begin PROVIDED INFORMATION

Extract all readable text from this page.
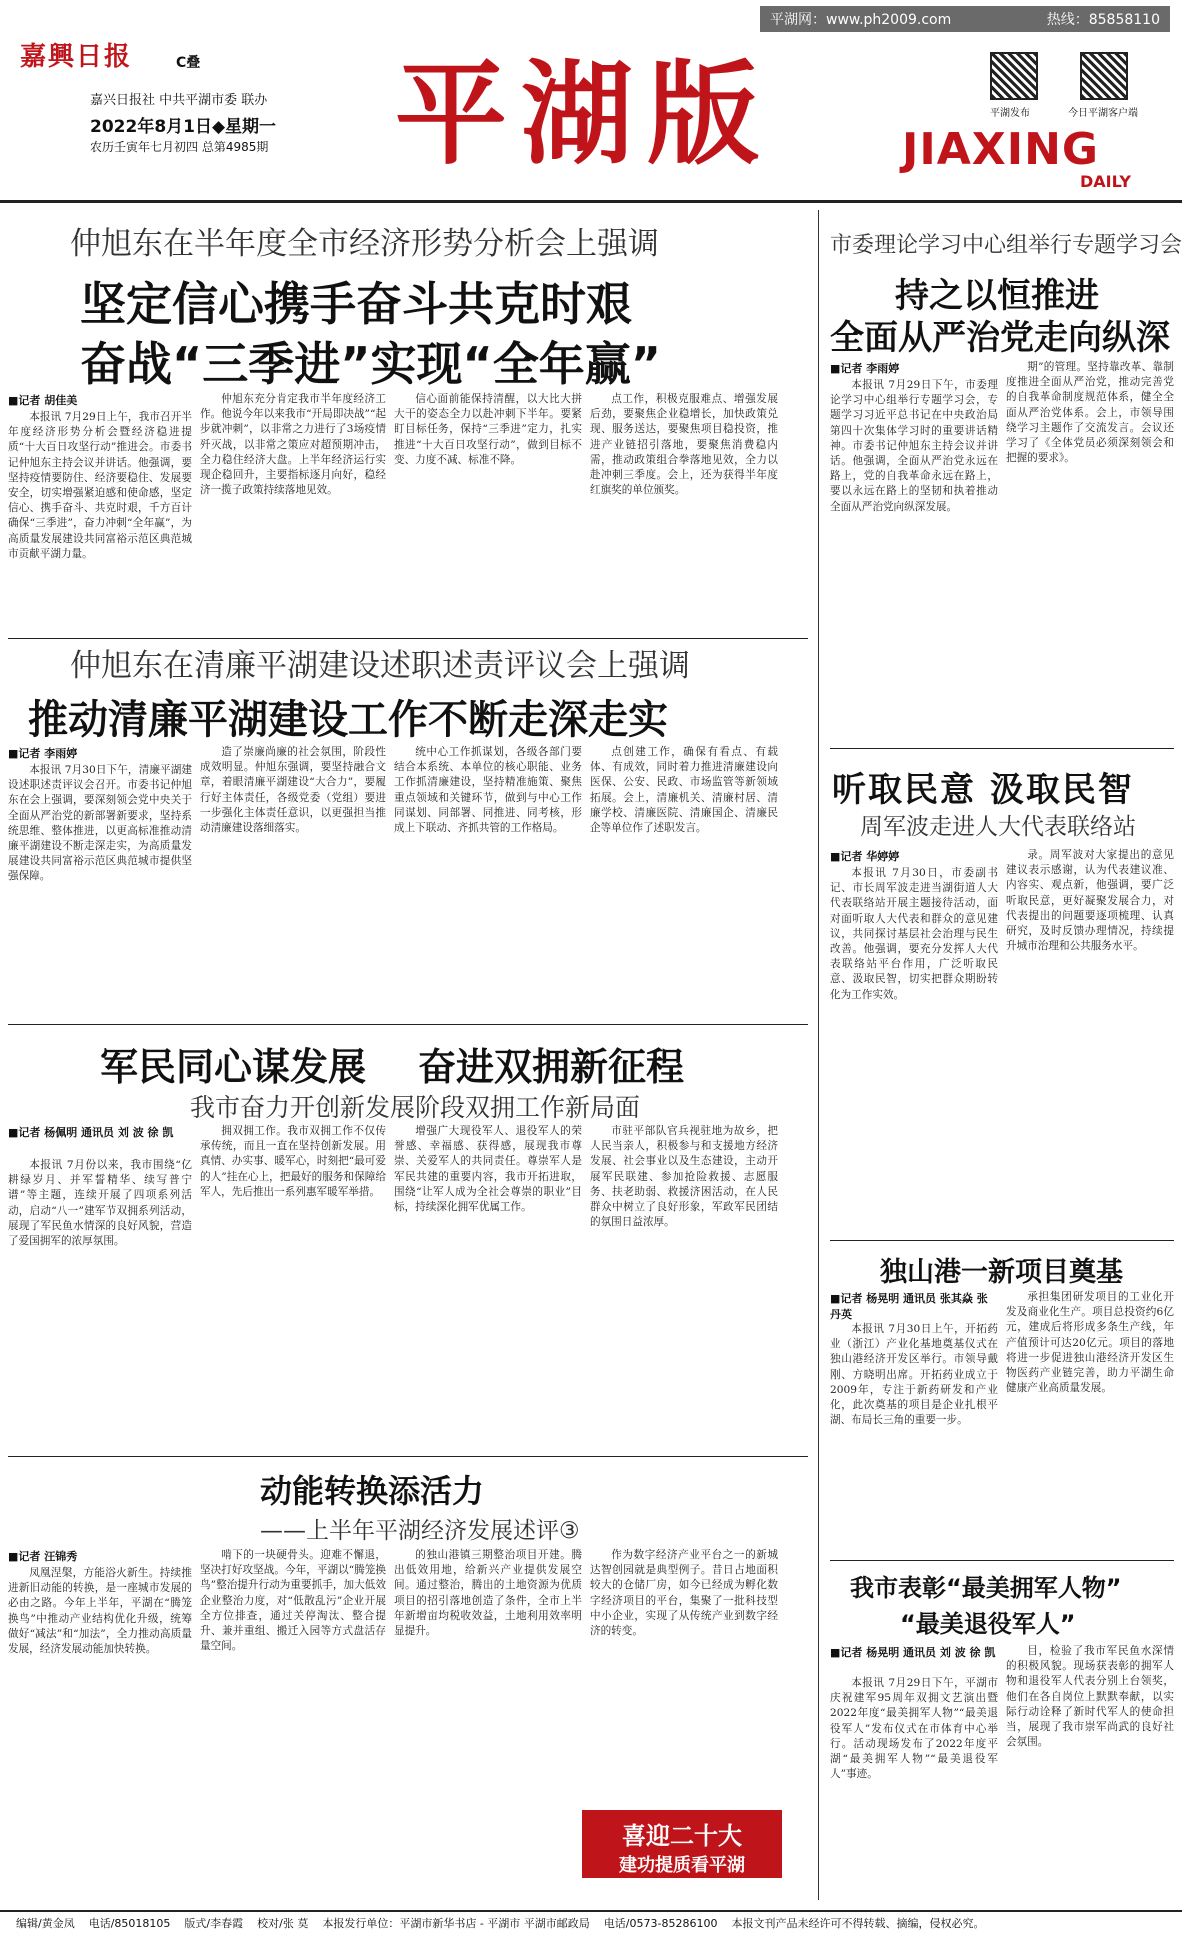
平湖网：www.ph2009.com	热线：85858110
嘉興日报	C叠
嘉兴日报社 中共平湖市委 联办
2022年8月1日◆星期一
农历壬寅年七月初四 总第4985期 平湖版	平湖发布	今日平湖客户端
JIAXING
DAILY
仲旭东在半年度全市经济形势分析会上强调
坚定信心携手奋斗共克时艰
奋战“三季进”实现“全年赢”
■记者 胡佳美

本报讯 7月29日上午，我市召开半年度经济形势分析会暨经济稳进提质“十大百日攻坚行动”推进会。市委书记仲旭东主持会议并讲话。他强调，要坚持疫情要防住、经济要稳住、发展要安全，切实增强紧迫感和使命感，坚定信心、携手奋斗、共克时艰，千方百计确保“三季进”，奋力冲刺“全年赢”，为高质量发展建设共同富裕示范区典范城市贡献平湖力量。

仲旭东充分肯定我市半年度经济工作。他说今年以来我市“开局即决战”“起步就冲刺”，以非常之力进行了3场疫情歼灭战，以非常之策应对超预期冲击，全力稳住经济大盘。上半年经济运行实现企稳回升，主要指标逐月向好，稳经济一揽子政策持续落地见效。

信心面前能保持清醒，以大比大拼大干的姿态全力以赴冲刺下半年。要紧盯目标任务，保持“三季进”定力，扎实推进“十大百日攻坚行动”，做到目标不变、力度不减、标准不降。

点工作，积极克服难点、增强发展后劲，要聚焦企业稳增长，加快政策兑现、服务送达，要聚焦项目稳投资，推进产业链招引落地，要聚焦消费稳内需，推动政策组合拳落地见效，全力以赴冲刺三季度。会上，还为获得半年度红旗奖的单位颁奖。

市委理论学习中心组举行专题学习会
持之以恒推进
全面从严治党走向纵深
■记者 李雨婷

本报讯 7月29日下午，市委理论学习中心组举行专题学习会，专题学习习近平总书记在中央政治局第四十次集体学习时的重要讲话精神。市委书记仲旭东主持会议并讲话。他强调，全面从严治党永远在路上，党的自我革命永远在路上，要以永远在路上的坚韧和执着推动全面从严治党向纵深发展。

期”的管理。坚持靠改革、靠制度推进全面从严治党，推动完善党的自我革命制度规范体系，健全全面从严治党体系。会上，市领导围绕学习主题作了交流发言。会议还学习了《全体党员必须深刻领会和把握的要求》。

仲旭东在清廉平湖建设述职述责评议会上强调
推动清廉平湖建设工作不断走深走实
■记者 李雨婷

本报讯 7月30日下午，清廉平湖建设述职述责评议会召开。市委书记仲旭东在会上强调，要深刻领会党中央关于全面从严治党的新部署新要求，坚持系统思维、整体推进，以更高标准推动清廉平湖建设不断走深走实，为高质量发展建设共同富裕示范区典范城市提供坚强保障。

造了崇廉尚廉的社会氛围，阶段性成效明显。仲旭东强调，要坚持融合文章，着眼清廉平湖建设“大合力”，要履行好主体责任，各级党委（党组）要进一步强化主体责任意识，以更强担当推动清廉建设落细落实。

统中心工作抓谋划，各级各部门要结合本系统、本单位的核心职能、业务工作抓清廉建设，坚持精准施策、聚焦重点领域和关键环节，做到与中心工作同谋划、同部署、同推进、同考核，形成上下联动、齐抓共管的工作格局。

点创建工作，确保有看点、有载体、有成效，同时着力推进清廉建设向医保、公安、民政、市场监管等新领域拓展。会上，清廉机关、清廉村居、清廉学校、清廉医院、清廉国企、清廉民企等单位作了述职发言。

听取民意 汲取民智
周军波走进人大代表联络站
■记者 华婷婷

本报讯 7月30日，市委副书记、市长周军波走进当湖街道人大代表联络站开展主题接待活动，面对面听取人大代表和群众的意见建议，共同探讨基层社会治理与民生改善。他强调，要充分发挥人大代表联络站平台作用，广泛听取民意、汲取民智，切实把群众期盼转化为工作实效。

录。周军波对大家提出的意见建议表示感谢，认为代表建议准、内容实、观点新，他强调，要广泛听取民意，更好凝聚发展合力，对代表提出的问题要逐项梳理、认真研究，及时反馈办理情况，持续提升城市治理和公共服务水平。

军民同心谋发展 奋进双拥新征程
我市奋力开创新发展阶段双拥工作新局面
■记者 杨佩明 通讯员 刘 波 徐 凯

本报讯 7月份以来，我市围绕“亿耕绿岁月、并军誓精华、续写普宁谱”等主题，连续开展了四项系列活动，启动“八一”建军节双拥系列活动，展现了军民鱼水情深的良好风貌，营造了爱国拥军的浓厚氛围。

拥双拥工作。我市双拥工作不仅传承传统，而且一直在坚持创新发展。用真情、办实事、暖军心，时刻把“最可爱的人”挂在心上，把最好的服务和保障给军人，先后推出一系列惠军暖军举措。

增强广大现役军人、退役军人的荣誉感、幸福感、获得感，展现我市尊崇、关爱军人的共同责任。尊崇军人是军民共建的重要内容，我市开拓进取，围绕“让军人成为全社会尊崇的职业”目标，持续深化拥军优属工作。

市驻平部队官兵视驻地为故乡，把人民当亲人，积极参与和支援地方经济发展、社会事业以及生态建设，主动开展军民联建、参加抢险救援、志愿服务、扶老助弱、救援济困活动，在人民群众中树立了良好形象，军政军民团结的氛围日益浓厚。

独山港一新项目奠基
■记者 杨晃明 通讯员 张其焱 张丹英

本报讯 7月30日上午，开拓药业（浙江）产业化基地奠基仪式在独山港经济开发区举行。市领导戴刚、方晓明出席。开拓药业成立于2009年，专注于新药研发和产业化，此次奠基的项目是企业扎根平湖、布局长三角的重要一步。

承担集团研发项目的工业化开发及商业化生产。项目总投资约6亿元，建成后将形成多条生产线，年产值预计可达20亿元。项目的落地将进一步促进独山港经济开发区生物医药产业链完善，助力平湖生命健康产业高质量发展。

动能转换添活力
——上半年平湖经济发展述评③
■记者 汪锦秀

凤凰涅槃，方能浴火新生。持续推进新旧动能的转换，是一座城市发展的必由之路。今年上半年，平湖在“腾笼换鸟”中推动产业结构优化升级，统筹做好“减法”和“加法”，全力推动高质量发展，经济发展动能加快转换。

啃下的一块硬骨头。迎难不懈退，坚决打好攻坚战。今年，平湖以“腾笼换鸟”整治提升行动为重要抓手，加大低效企业整治力度，对“低散乱污”企业开展全方位排查，通过关停淘汰、整合提升、兼并重组、搬迁入园等方式盘活存量空间。

的独山港镇三期整治项目开建。腾出低效用地，给新兴产业提供发展空间。通过整治，腾出的土地资源为优质项目的招引落地创造了条件，全市上半年新增亩均税收效益，土地利用效率明显提升。

作为数字经济产业平台之一的新城达智创园就是典型例子。昔日占地面积较大的仓储厂房，如今已经成为孵化数字经济项目的平台，集聚了一批科技型中小企业，实现了从传统产业到数字经济的转变。

喜迎二十大
建功提质看平湖
我市表彰“最美拥军人物”
“最美退役军人”
■记者 杨晃明 通讯员 刘 波 徐 凯

本报讯 7月29日下午，平湖市庆祝建军95周年双拥文艺演出暨2022年度“最美拥军人物”“最美退役军人”发布仪式在市体育中心举行。活动现场发布了2022年度平湖“最美拥军人物”“最美退役军人”事迹。

目，检验了我市军民鱼水深情的积极风貌。现场获表彰的拥军人物和退役军人代表分别上台领奖，他们在各自岗位上默默奉献，以实际行动诠释了新时代军人的使命担当，展现了我市崇军尚武的良好社会氛围。

编辑/黄金凤 电话/85018105 版式/李春霞 校对/张 莫 本报发行单位：平湖市新华书店 - 平湖市 平湖市邮政局 电话/0573-85286100 本报文刊产品未经许可不得转载、摘编，侵权必究。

end PROVIDED INFORMATION

GIVEN EXERCISE:
Search the records for the word "市委书记仲旭东主持会议并讲话". Copy every line that has it.

RESPONSE:
本报讯 7月29日上午，我市召开半年度经济形势分析会暨经济稳进提质“十大百日攻坚行动”推进会。市委书记仲旭东主持会议并讲话。他强调，要坚持疫情要防住、经济要稳住、发展要安全，切实增强紧迫感和使命感，坚定信心、携手奋斗、共克时艰，千方百计确保“三季进”，奋力冲刺“全年赢”，为高质量发展建设共同富裕示范区典范城市贡献平湖力量。
本报讯 7月29日下午，市委理论学习中心组举行专题学习会，专题学习习近平总书记在中央政治局第四十次集体学习时的重要讲话精神。市委书记仲旭东主持会议并讲话。他强调，全面从严治党永远在路上，党的自我革命永远在路上，要以永远在路上的坚韧和执着推动全面从严治党向纵深发展。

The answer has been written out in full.